What the task asks: Word for word, transcribe the lines below and drop the pictures.

Some records
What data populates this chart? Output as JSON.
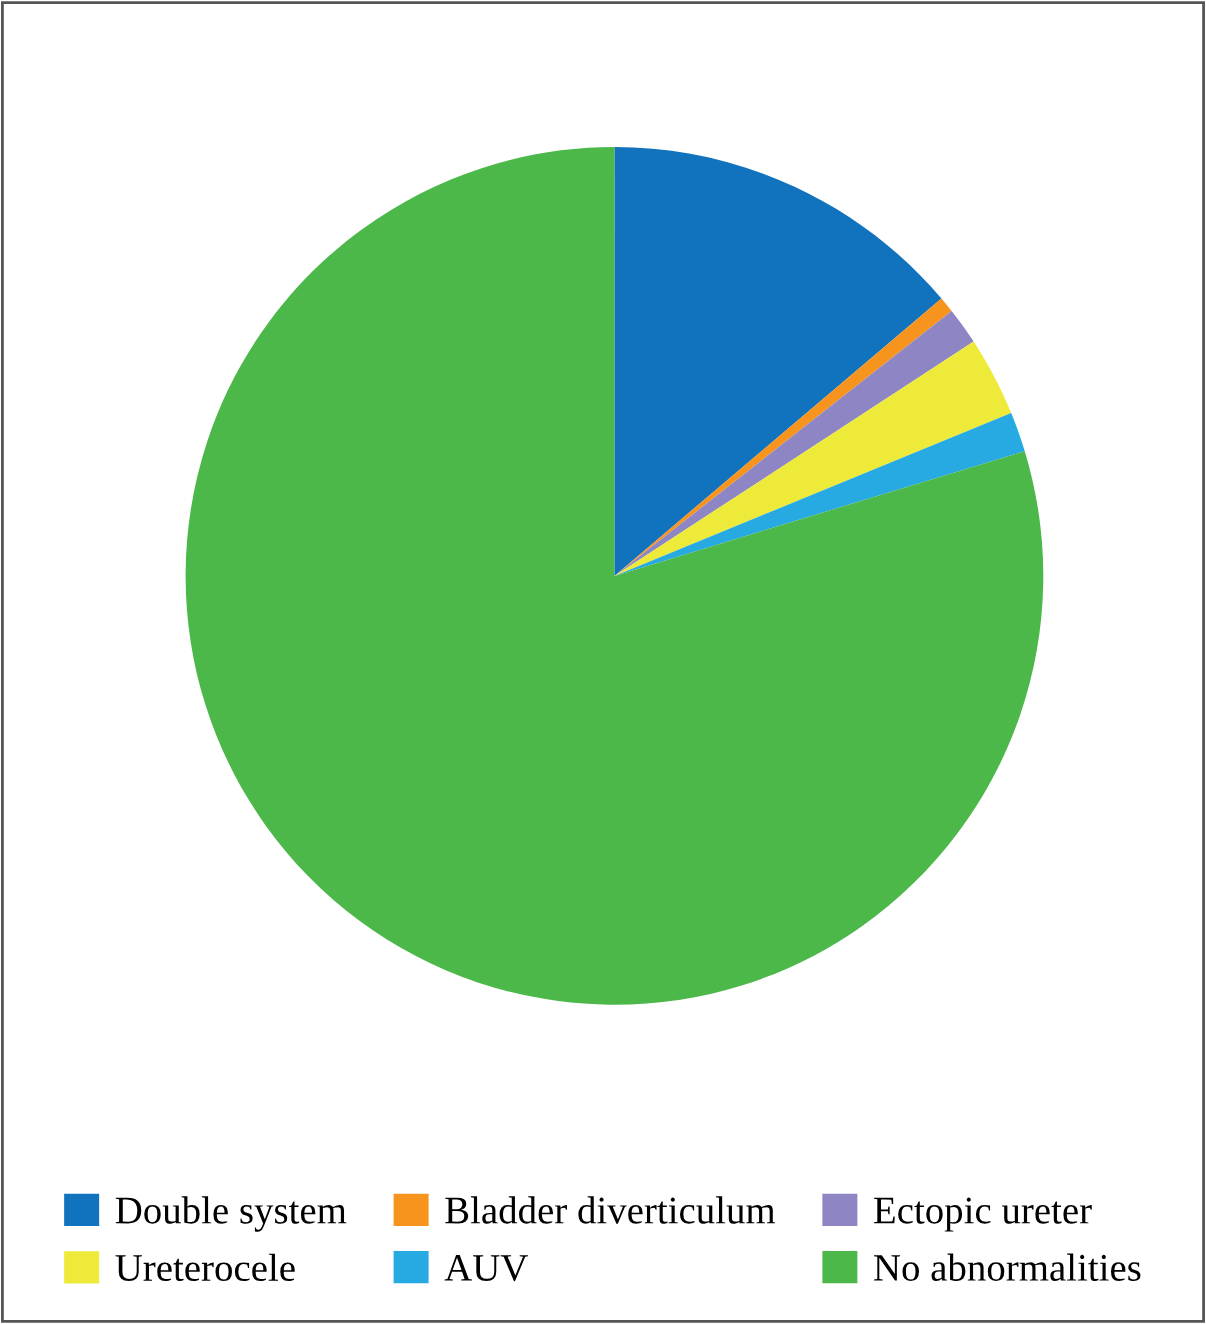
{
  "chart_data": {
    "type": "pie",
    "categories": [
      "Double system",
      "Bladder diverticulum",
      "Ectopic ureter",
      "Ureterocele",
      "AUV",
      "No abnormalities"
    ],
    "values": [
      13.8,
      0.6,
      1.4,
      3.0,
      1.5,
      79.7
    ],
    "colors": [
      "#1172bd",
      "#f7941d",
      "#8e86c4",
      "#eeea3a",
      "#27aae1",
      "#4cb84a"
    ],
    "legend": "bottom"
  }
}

Result:
What data populates this chart? Output as JSON.
{
  "chart_data": {
    "type": "pie",
    "categories": [
      "Double system",
      "Bladder diverticulum",
      "Ectopic ureter",
      "Ureterocele",
      "AUV",
      "No abnormalities"
    ],
    "values": [
      13.8,
      0.6,
      1.4,
      3.0,
      1.5,
      79.7
    ],
    "colors": [
      "#1172bd",
      "#f7941d",
      "#8e86c4",
      "#eeea3a",
      "#27aae1",
      "#4cb84a"
    ],
    "legend": "bottom"
  }
}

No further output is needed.